Copy the full set of lines exactly as given.

* **Records for processing**:
* start *

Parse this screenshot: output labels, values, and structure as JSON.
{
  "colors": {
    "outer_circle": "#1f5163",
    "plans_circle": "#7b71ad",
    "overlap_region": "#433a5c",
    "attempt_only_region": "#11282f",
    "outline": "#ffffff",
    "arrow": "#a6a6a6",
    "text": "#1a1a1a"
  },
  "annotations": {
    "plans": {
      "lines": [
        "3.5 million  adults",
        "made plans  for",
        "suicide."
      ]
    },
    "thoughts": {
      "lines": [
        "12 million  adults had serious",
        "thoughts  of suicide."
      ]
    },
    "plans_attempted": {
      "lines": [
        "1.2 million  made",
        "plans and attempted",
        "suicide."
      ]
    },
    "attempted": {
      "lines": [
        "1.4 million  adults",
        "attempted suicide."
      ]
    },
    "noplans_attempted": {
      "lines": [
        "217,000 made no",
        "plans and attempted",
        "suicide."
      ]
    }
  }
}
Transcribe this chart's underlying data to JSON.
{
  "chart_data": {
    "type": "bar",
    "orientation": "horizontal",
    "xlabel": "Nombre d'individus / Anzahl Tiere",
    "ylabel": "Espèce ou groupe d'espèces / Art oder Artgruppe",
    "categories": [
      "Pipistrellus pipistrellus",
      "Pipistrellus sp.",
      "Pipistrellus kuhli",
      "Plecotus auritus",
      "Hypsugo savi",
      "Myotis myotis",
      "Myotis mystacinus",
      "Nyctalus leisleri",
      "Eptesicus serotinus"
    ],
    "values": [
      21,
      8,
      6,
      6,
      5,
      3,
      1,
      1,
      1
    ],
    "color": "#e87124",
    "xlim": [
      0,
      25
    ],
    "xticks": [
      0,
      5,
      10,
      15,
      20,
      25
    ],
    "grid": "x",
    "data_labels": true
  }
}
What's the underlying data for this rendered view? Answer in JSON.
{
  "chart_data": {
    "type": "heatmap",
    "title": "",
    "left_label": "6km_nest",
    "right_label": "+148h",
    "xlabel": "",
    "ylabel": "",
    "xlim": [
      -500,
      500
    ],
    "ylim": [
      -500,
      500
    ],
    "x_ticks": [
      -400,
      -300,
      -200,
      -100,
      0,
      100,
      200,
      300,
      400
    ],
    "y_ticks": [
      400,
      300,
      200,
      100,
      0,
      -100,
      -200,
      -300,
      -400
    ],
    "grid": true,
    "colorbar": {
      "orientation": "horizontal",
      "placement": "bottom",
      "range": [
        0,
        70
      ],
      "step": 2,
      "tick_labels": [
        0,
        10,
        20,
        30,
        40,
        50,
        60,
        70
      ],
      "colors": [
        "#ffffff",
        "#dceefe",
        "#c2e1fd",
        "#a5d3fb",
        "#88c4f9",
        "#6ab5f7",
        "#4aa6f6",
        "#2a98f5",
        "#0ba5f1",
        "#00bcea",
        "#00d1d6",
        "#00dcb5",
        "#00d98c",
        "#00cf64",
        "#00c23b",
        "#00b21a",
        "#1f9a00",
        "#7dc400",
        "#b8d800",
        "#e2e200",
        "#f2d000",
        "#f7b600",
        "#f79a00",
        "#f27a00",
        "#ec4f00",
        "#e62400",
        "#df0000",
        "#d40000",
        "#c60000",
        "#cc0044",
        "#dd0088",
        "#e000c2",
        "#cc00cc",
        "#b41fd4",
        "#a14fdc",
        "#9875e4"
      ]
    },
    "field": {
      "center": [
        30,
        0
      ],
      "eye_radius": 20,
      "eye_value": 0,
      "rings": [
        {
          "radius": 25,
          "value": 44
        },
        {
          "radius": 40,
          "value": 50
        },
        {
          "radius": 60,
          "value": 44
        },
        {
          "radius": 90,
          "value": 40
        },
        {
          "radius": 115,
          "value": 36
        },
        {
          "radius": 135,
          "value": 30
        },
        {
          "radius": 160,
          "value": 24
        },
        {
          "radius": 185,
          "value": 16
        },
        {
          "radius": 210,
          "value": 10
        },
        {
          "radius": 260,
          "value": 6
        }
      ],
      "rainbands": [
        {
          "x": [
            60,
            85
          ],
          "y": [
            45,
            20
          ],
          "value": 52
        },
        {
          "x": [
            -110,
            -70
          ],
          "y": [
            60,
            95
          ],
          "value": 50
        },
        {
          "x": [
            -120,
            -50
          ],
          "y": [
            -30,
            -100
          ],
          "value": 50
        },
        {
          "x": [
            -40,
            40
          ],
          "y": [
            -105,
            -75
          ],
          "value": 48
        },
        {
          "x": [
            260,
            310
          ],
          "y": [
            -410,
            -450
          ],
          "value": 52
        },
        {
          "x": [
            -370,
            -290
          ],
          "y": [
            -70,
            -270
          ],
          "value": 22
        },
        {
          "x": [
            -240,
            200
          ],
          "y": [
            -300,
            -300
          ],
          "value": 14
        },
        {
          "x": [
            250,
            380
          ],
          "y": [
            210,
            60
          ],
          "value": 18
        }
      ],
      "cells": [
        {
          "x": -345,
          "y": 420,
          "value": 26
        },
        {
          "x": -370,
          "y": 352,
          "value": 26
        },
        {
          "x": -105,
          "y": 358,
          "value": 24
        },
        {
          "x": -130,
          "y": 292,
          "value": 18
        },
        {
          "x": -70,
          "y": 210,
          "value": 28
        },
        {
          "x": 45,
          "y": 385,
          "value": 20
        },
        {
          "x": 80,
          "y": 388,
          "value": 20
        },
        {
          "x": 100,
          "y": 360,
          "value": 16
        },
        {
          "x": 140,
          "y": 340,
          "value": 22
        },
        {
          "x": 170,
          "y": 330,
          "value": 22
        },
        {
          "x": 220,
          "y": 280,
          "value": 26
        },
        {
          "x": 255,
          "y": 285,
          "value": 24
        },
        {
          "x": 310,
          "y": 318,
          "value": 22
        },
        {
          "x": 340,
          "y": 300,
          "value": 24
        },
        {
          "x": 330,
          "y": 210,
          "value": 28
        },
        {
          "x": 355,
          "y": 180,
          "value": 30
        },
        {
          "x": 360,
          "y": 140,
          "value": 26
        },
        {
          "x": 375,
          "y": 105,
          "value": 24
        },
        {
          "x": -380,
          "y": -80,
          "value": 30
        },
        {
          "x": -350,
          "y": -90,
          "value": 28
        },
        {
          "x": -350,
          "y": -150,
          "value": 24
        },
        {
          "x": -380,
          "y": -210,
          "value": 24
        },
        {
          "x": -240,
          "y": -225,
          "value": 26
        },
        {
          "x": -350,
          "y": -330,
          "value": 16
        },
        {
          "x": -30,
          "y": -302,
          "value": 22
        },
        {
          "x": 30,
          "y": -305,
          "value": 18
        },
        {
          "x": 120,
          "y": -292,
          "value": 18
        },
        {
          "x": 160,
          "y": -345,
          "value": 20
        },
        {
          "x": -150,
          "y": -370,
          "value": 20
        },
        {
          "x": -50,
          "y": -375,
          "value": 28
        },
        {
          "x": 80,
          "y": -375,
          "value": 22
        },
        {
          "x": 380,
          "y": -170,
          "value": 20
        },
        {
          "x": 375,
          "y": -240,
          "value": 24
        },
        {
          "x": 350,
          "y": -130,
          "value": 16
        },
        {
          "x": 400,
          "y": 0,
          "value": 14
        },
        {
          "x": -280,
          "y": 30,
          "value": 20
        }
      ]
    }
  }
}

* end *

* **Exercise answer**:
Parse this screenshot: output labels, values, and structure as JSON.
{
  "colors": {
    "outer_circle": "#1f5163",
    "plans_circle": "#7b71ad",
    "overlap_region": "#433a5c",
    "attempt_only_region": "#11282f",
    "outline": "#ffffff",
    "arrow": "#a6a6a6",
    "text": "#1a1a1a"
  },
  "annotations": {
    "plans": {
      "lines": [
        "3.5 million  adults",
        "made plans  for",
        "suicide."
      ]
    },
    "thoughts": {
      "lines": [
        "12 million  adults had serious",
        "thoughts  of suicide."
      ]
    },
    "plans_attempted": {
      "lines": [
        "1.2 million  made",
        "plans and attempted",
        "suicide."
      ]
    },
    "attempted": {
      "lines": [
        "1.4 million  adults",
        "attempted suicide."
      ]
    },
    "noplans_attempted": {
      "lines": [
        "217,000 made no",
        "plans and attempted",
        "suicide."
      ]
    }
  }
}
Transcribe this chart's underlying data to JSON.
{
  "chart_data": {
    "type": "bar",
    "orientation": "horizontal",
    "xlabel": "Nombre d'individus / Anzahl Tiere",
    "ylabel": "Espèce ou groupe d'espèces / Art oder Artgruppe",
    "categories": [
      "Pipistrellus pipistrellus",
      "Pipistrellus sp.",
      "Pipistrellus kuhli",
      "Plecotus auritus",
      "Hypsugo savi",
      "Myotis myotis",
      "Myotis mystacinus",
      "Nyctalus leisleri",
      "Eptesicus serotinus"
    ],
    "values": [
      21,
      8,
      6,
      6,
      5,
      3,
      1,
      1,
      1
    ],
    "color": "#e87124",
    "xlim": [
      0,
      25
    ],
    "xticks": [
      0,
      5,
      10,
      15,
      20,
      25
    ],
    "grid": "x",
    "data_labels": true
  }
}
What's the underlying data for this rendered view? Answer in JSON.
{
  "chart_data": {
    "type": "heatmap",
    "title": "",
    "left_label": "6km_nest",
    "right_label": "+148h",
    "xlabel": "",
    "ylabel": "",
    "xlim": [
      -500,
      500
    ],
    "ylim": [
      -500,
      500
    ],
    "x_ticks": [
      -400,
      -300,
      -200,
      -100,
      0,
      100,
      200,
      300,
      400
    ],
    "y_ticks": [
      400,
      300,
      200,
      100,
      0,
      -100,
      -200,
      -300,
      -400
    ],
    "grid": true,
    "colorbar": {
      "orientation": "horizontal",
      "placement": "bottom",
      "range": [
        0,
        70
      ],
      "step": 2,
      "tick_labels": [
        0,
        10,
        20,
        30,
        40,
        50,
        60,
        70
      ],
      "colors": [
        "#ffffff",
        "#dceefe",
        "#c2e1fd",
        "#a5d3fb",
        "#88c4f9",
        "#6ab5f7",
        "#4aa6f6",
        "#2a98f5",
        "#0ba5f1",
        "#00bcea",
        "#00d1d6",
        "#00dcb5",
        "#00d98c",
        "#00cf64",
        "#00c23b",
        "#00b21a",
        "#1f9a00",
        "#7dc400",
        "#b8d800",
        "#e2e200",
        "#f2d000",
        "#f7b600",
        "#f79a00",
        "#f27a00",
        "#ec4f00",
        "#e62400",
        "#df0000",
        "#d40000",
        "#c60000",
        "#cc0044",
        "#dd0088",
        "#e000c2",
        "#cc00cc",
        "#b41fd4",
        "#a14fdc",
        "#9875e4"
      ]
    },
    "field": {
      "center": [
        30,
        0
      ],
      "eye_radius": 20,
      "eye_value": 0,
      "rings": [
        {
          "radius": 25,
          "value": 44
        },
        {
          "radius": 40,
          "value": 50
        },
        {
          "radius": 60,
          "value": 44
        },
        {
          "radius": 90,
          "value": 40
        },
        {
          "radius": 115,
          "value": 36
        },
        {
          "radius": 135,
          "value": 30
        },
        {
          "radius": 160,
          "value": 24
        },
        {
          "radius": 185,
          "value": 16
        },
        {
          "radius": 210,
          "value": 10
        },
        {
          "radius": 260,
          "value": 6
        }
      ],
      "rainbands": [
        {
          "x": [
            60,
            85
          ],
          "y": [
            45,
            20
          ],
          "value": 52
        },
        {
          "x": [
            -110,
            -70
          ],
          "y": [
            60,
            95
          ],
          "value": 50
        },
        {
          "x": [
            -120,
            -50
          ],
          "y": [
            -30,
            -100
          ],
          "value": 50
        },
        {
          "x": [
            -40,
            40
          ],
          "y": [
            -105,
            -75
          ],
          "value": 48
        },
        {
          "x": [
            260,
            310
          ],
          "y": [
            -410,
            -450
          ],
          "value": 52
        },
        {
          "x": [
            -370,
            -290
          ],
          "y": [
            -70,
            -270
          ],
          "value": 22
        },
        {
          "x": [
            -240,
            200
          ],
          "y": [
            -300,
            -300
          ],
          "value": 14
        },
        {
          "x": [
            250,
            380
          ],
          "y": [
            210,
            60
          ],
          "value": 18
        }
      ],
      "cells": [
        {
          "x": -345,
          "y": 420,
          "value": 26
        },
        {
          "x": -370,
          "y": 352,
          "value": 26
        },
        {
          "x": -105,
          "y": 358,
          "value": 24
        },
        {
          "x": -130,
          "y": 292,
          "value": 18
        },
        {
          "x": -70,
          "y": 210,
          "value": 28
        },
        {
          "x": 45,
          "y": 385,
          "value": 20
        },
        {
          "x": 80,
          "y": 388,
          "value": 20
        },
        {
          "x": 100,
          "y": 360,
          "value": 16
        },
        {
          "x": 140,
          "y": 340,
          "value": 22
        },
        {
          "x": 170,
          "y": 330,
          "value": 22
        },
        {
          "x": 220,
          "y": 280,
          "value": 26
        },
        {
          "x": 255,
          "y": 285,
          "value": 24
        },
        {
          "x": 310,
          "y": 318,
          "value": 22
        },
        {
          "x": 340,
          "y": 300,
          "value": 24
        },
        {
          "x": 330,
          "y": 210,
          "value": 28
        },
        {
          "x": 355,
          "y": 180,
          "value": 30
        },
        {
          "x": 360,
          "y": 140,
          "value": 26
        },
        {
          "x": 375,
          "y": 105,
          "value": 24
        },
        {
          "x": -380,
          "y": -80,
          "value": 30
        },
        {
          "x": -350,
          "y": -90,
          "value": 28
        },
        {
          "x": -350,
          "y": -150,
          "value": 24
        },
        {
          "x": -380,
          "y": -210,
          "value": 24
        },
        {
          "x": -240,
          "y": -225,
          "value": 26
        },
        {
          "x": -350,
          "y": -330,
          "value": 16
        },
        {
          "x": -30,
          "y": -302,
          "value": 22
        },
        {
          "x": 30,
          "y": -305,
          "value": 18
        },
        {
          "x": 120,
          "y": -292,
          "value": 18
        },
        {
          "x": 160,
          "y": -345,
          "value": 20
        },
        {
          "x": -150,
          "y": -370,
          "value": 20
        },
        {
          "x": -50,
          "y": -375,
          "value": 28
        },
        {
          "x": 80,
          "y": -375,
          "value": 22
        },
        {
          "x": 380,
          "y": -170,
          "value": 20
        },
        {
          "x": 375,
          "y": -240,
          "value": 24
        },
        {
          "x": 350,
          "y": -130,
          "value": 16
        },
        {
          "x": 400,
          "y": 0,
          "value": 14
        },
        {
          "x": -280,
          "y": 30,
          "value": 20
        }
      ]
    }
  }
}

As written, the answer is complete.